--- Given records ---

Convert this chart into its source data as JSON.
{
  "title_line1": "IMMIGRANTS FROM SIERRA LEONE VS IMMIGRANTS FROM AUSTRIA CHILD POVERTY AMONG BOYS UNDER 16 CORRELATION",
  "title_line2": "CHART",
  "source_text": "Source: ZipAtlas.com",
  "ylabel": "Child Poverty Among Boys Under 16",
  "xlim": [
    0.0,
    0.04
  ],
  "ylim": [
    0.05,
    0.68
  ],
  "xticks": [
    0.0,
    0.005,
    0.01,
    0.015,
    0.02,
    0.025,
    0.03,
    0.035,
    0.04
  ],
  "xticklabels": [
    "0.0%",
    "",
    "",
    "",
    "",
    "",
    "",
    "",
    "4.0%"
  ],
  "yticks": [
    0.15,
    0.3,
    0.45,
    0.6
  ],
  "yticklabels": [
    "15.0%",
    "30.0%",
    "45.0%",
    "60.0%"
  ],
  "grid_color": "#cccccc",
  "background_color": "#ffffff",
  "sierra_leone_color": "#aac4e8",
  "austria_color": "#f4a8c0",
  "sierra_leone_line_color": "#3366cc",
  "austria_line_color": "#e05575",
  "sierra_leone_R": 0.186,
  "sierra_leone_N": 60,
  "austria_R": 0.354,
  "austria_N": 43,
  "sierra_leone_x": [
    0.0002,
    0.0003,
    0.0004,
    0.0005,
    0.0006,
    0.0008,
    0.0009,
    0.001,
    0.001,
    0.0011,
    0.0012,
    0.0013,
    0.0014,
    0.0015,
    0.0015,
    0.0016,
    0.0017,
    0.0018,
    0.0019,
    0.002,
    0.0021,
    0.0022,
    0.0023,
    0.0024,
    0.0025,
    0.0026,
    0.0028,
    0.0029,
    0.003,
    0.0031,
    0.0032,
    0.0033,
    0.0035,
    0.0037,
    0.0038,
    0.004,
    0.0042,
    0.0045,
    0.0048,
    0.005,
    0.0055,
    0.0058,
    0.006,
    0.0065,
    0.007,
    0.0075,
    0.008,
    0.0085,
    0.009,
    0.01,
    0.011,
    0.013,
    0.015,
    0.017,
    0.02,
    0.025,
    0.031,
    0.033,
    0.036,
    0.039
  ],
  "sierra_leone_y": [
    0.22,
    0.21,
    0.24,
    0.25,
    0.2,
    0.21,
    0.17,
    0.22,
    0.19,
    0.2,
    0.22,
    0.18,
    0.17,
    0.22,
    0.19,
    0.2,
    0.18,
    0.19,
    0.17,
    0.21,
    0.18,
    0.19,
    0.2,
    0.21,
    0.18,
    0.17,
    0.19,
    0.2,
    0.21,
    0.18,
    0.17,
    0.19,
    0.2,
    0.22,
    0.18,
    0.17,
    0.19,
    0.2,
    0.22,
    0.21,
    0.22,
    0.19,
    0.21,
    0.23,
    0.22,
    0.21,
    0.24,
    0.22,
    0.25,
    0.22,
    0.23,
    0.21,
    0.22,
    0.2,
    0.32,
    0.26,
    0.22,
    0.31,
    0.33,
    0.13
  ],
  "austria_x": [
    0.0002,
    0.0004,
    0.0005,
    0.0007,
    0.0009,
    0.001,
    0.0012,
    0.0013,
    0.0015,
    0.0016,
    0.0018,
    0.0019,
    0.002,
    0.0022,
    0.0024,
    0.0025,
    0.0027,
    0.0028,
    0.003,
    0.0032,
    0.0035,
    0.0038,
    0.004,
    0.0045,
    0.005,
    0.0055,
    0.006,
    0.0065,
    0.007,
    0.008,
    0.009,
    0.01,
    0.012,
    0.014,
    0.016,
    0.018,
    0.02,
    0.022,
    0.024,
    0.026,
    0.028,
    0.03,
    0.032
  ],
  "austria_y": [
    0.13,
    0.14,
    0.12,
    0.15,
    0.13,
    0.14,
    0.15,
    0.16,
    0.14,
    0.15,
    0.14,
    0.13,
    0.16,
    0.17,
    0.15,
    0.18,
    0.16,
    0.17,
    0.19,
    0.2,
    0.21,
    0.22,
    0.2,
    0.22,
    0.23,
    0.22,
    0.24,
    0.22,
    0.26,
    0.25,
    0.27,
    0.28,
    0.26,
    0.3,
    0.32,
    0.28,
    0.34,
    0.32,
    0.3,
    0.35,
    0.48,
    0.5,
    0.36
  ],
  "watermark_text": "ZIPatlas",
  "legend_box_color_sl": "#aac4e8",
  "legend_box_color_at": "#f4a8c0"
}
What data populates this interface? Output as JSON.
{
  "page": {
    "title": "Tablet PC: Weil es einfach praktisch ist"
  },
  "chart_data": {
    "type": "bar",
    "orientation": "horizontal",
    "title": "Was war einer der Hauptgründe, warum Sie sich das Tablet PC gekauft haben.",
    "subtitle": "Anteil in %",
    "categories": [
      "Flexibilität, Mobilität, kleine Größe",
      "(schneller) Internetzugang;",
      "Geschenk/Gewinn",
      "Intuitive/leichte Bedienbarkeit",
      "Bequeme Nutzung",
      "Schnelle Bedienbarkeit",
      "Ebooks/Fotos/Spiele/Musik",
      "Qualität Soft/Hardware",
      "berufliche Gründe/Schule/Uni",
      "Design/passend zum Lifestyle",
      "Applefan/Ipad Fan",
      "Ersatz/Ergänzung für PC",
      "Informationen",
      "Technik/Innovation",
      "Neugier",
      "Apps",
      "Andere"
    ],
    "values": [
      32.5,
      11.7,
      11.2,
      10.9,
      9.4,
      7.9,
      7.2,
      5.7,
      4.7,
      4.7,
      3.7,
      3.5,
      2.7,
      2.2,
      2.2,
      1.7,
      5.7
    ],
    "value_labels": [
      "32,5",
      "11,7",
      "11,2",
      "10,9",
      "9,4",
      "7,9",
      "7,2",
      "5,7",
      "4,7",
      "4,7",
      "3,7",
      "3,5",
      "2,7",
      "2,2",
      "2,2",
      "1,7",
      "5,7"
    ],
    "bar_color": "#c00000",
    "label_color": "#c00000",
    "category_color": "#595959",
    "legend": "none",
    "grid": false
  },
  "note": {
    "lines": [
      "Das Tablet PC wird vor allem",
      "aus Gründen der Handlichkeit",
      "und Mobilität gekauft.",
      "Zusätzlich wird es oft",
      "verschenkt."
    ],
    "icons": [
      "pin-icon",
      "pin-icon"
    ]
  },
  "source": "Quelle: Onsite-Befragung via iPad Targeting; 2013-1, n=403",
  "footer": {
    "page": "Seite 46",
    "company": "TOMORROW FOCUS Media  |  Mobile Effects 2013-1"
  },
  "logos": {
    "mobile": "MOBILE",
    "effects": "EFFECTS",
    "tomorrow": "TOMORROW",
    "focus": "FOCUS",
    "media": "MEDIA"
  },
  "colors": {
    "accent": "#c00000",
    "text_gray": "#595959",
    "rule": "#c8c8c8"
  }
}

---

- Task to carry out: Every entry should be printed again exactly as it stands.

- Reply to the exercise:
Convert this chart into its source data as JSON.
{
  "title_line1": "IMMIGRANTS FROM SIERRA LEONE VS IMMIGRANTS FROM AUSTRIA CHILD POVERTY AMONG BOYS UNDER 16 CORRELATION",
  "title_line2": "CHART",
  "source_text": "Source: ZipAtlas.com",
  "ylabel": "Child Poverty Among Boys Under 16",
  "xlim": [
    0.0,
    0.04
  ],
  "ylim": [
    0.05,
    0.68
  ],
  "xticks": [
    0.0,
    0.005,
    0.01,
    0.015,
    0.02,
    0.025,
    0.03,
    0.035,
    0.04
  ],
  "xticklabels": [
    "0.0%",
    "",
    "",
    "",
    "",
    "",
    "",
    "",
    "4.0%"
  ],
  "yticks": [
    0.15,
    0.3,
    0.45,
    0.6
  ],
  "yticklabels": [
    "15.0%",
    "30.0%",
    "45.0%",
    "60.0%"
  ],
  "grid_color": "#cccccc",
  "background_color": "#ffffff",
  "sierra_leone_color": "#aac4e8",
  "austria_color": "#f4a8c0",
  "sierra_leone_line_color": "#3366cc",
  "austria_line_color": "#e05575",
  "sierra_leone_R": 0.186,
  "sierra_leone_N": 60,
  "austria_R": 0.354,
  "austria_N": 43,
  "sierra_leone_x": [
    0.0002,
    0.0003,
    0.0004,
    0.0005,
    0.0006,
    0.0008,
    0.0009,
    0.001,
    0.001,
    0.0011,
    0.0012,
    0.0013,
    0.0014,
    0.0015,
    0.0015,
    0.0016,
    0.0017,
    0.0018,
    0.0019,
    0.002,
    0.0021,
    0.0022,
    0.0023,
    0.0024,
    0.0025,
    0.0026,
    0.0028,
    0.0029,
    0.003,
    0.0031,
    0.0032,
    0.0033,
    0.0035,
    0.0037,
    0.0038,
    0.004,
    0.0042,
    0.0045,
    0.0048,
    0.005,
    0.0055,
    0.0058,
    0.006,
    0.0065,
    0.007,
    0.0075,
    0.008,
    0.0085,
    0.009,
    0.01,
    0.011,
    0.013,
    0.015,
    0.017,
    0.02,
    0.025,
    0.031,
    0.033,
    0.036,
    0.039
  ],
  "sierra_leone_y": [
    0.22,
    0.21,
    0.24,
    0.25,
    0.2,
    0.21,
    0.17,
    0.22,
    0.19,
    0.2,
    0.22,
    0.18,
    0.17,
    0.22,
    0.19,
    0.2,
    0.18,
    0.19,
    0.17,
    0.21,
    0.18,
    0.19,
    0.2,
    0.21,
    0.18,
    0.17,
    0.19,
    0.2,
    0.21,
    0.18,
    0.17,
    0.19,
    0.2,
    0.22,
    0.18,
    0.17,
    0.19,
    0.2,
    0.22,
    0.21,
    0.22,
    0.19,
    0.21,
    0.23,
    0.22,
    0.21,
    0.24,
    0.22,
    0.25,
    0.22,
    0.23,
    0.21,
    0.22,
    0.2,
    0.32,
    0.26,
    0.22,
    0.31,
    0.33,
    0.13
  ],
  "austria_x": [
    0.0002,
    0.0004,
    0.0005,
    0.0007,
    0.0009,
    0.001,
    0.0012,
    0.0013,
    0.0015,
    0.0016,
    0.0018,
    0.0019,
    0.002,
    0.0022,
    0.0024,
    0.0025,
    0.0027,
    0.0028,
    0.003,
    0.0032,
    0.0035,
    0.0038,
    0.004,
    0.0045,
    0.005,
    0.0055,
    0.006,
    0.0065,
    0.007,
    0.008,
    0.009,
    0.01,
    0.012,
    0.014,
    0.016,
    0.018,
    0.02,
    0.022,
    0.024,
    0.026,
    0.028,
    0.03,
    0.032
  ],
  "austria_y": [
    0.13,
    0.14,
    0.12,
    0.15,
    0.13,
    0.14,
    0.15,
    0.16,
    0.14,
    0.15,
    0.14,
    0.13,
    0.16,
    0.17,
    0.15,
    0.18,
    0.16,
    0.17,
    0.19,
    0.2,
    0.21,
    0.22,
    0.2,
    0.22,
    0.23,
    0.22,
    0.24,
    0.22,
    0.26,
    0.25,
    0.27,
    0.28,
    0.26,
    0.3,
    0.32,
    0.28,
    0.34,
    0.32,
    0.3,
    0.35,
    0.48,
    0.5,
    0.36
  ],
  "watermark_text": "ZIPatlas",
  "legend_box_color_sl": "#aac4e8",
  "legend_box_color_at": "#f4a8c0"
}
What data populates this interface? Output as JSON.
{
  "page": {
    "title": "Tablet PC: Weil es einfach praktisch ist"
  },
  "chart_data": {
    "type": "bar",
    "orientation": "horizontal",
    "title": "Was war einer der Hauptgründe, warum Sie sich das Tablet PC gekauft haben.",
    "subtitle": "Anteil in %",
    "categories": [
      "Flexibilität, Mobilität, kleine Größe",
      "(schneller) Internetzugang;",
      "Geschenk/Gewinn",
      "Intuitive/leichte Bedienbarkeit",
      "Bequeme Nutzung",
      "Schnelle Bedienbarkeit",
      "Ebooks/Fotos/Spiele/Musik",
      "Qualität Soft/Hardware",
      "berufliche Gründe/Schule/Uni",
      "Design/passend zum Lifestyle",
      "Applefan/Ipad Fan",
      "Ersatz/Ergänzung für PC",
      "Informationen",
      "Technik/Innovation",
      "Neugier",
      "Apps",
      "Andere"
    ],
    "values": [
      32.5,
      11.7,
      11.2,
      10.9,
      9.4,
      7.9,
      7.2,
      5.7,
      4.7,
      4.7,
      3.7,
      3.5,
      2.7,
      2.2,
      2.2,
      1.7,
      5.7
    ],
    "value_labels": [
      "32,5",
      "11,7",
      "11,2",
      "10,9",
      "9,4",
      "7,9",
      "7,2",
      "5,7",
      "4,7",
      "4,7",
      "3,7",
      "3,5",
      "2,7",
      "2,2",
      "2,2",
      "1,7",
      "5,7"
    ],
    "bar_color": "#c00000",
    "label_color": "#c00000",
    "category_color": "#595959",
    "legend": "none",
    "grid": false
  },
  "note": {
    "lines": [
      "Das Tablet PC wird vor allem",
      "aus Gründen der Handlichkeit",
      "und Mobilität gekauft.",
      "Zusätzlich wird es oft",
      "verschenkt."
    ],
    "icons": [
      "pin-icon",
      "pin-icon"
    ]
  },
  "source": "Quelle: Onsite-Befragung via iPad Targeting; 2013-1, n=403",
  "footer": {
    "page": "Seite 46",
    "company": "TOMORROW FOCUS Media  |  Mobile Effects 2013-1"
  },
  "logos": {
    "mobile": "MOBILE",
    "effects": "EFFECTS",
    "tomorrow": "TOMORROW",
    "focus": "FOCUS",
    "media": "MEDIA"
  },
  "colors": {
    "accent": "#c00000",
    "text_gray": "#595959",
    "rule": "#c8c8c8"
  }
}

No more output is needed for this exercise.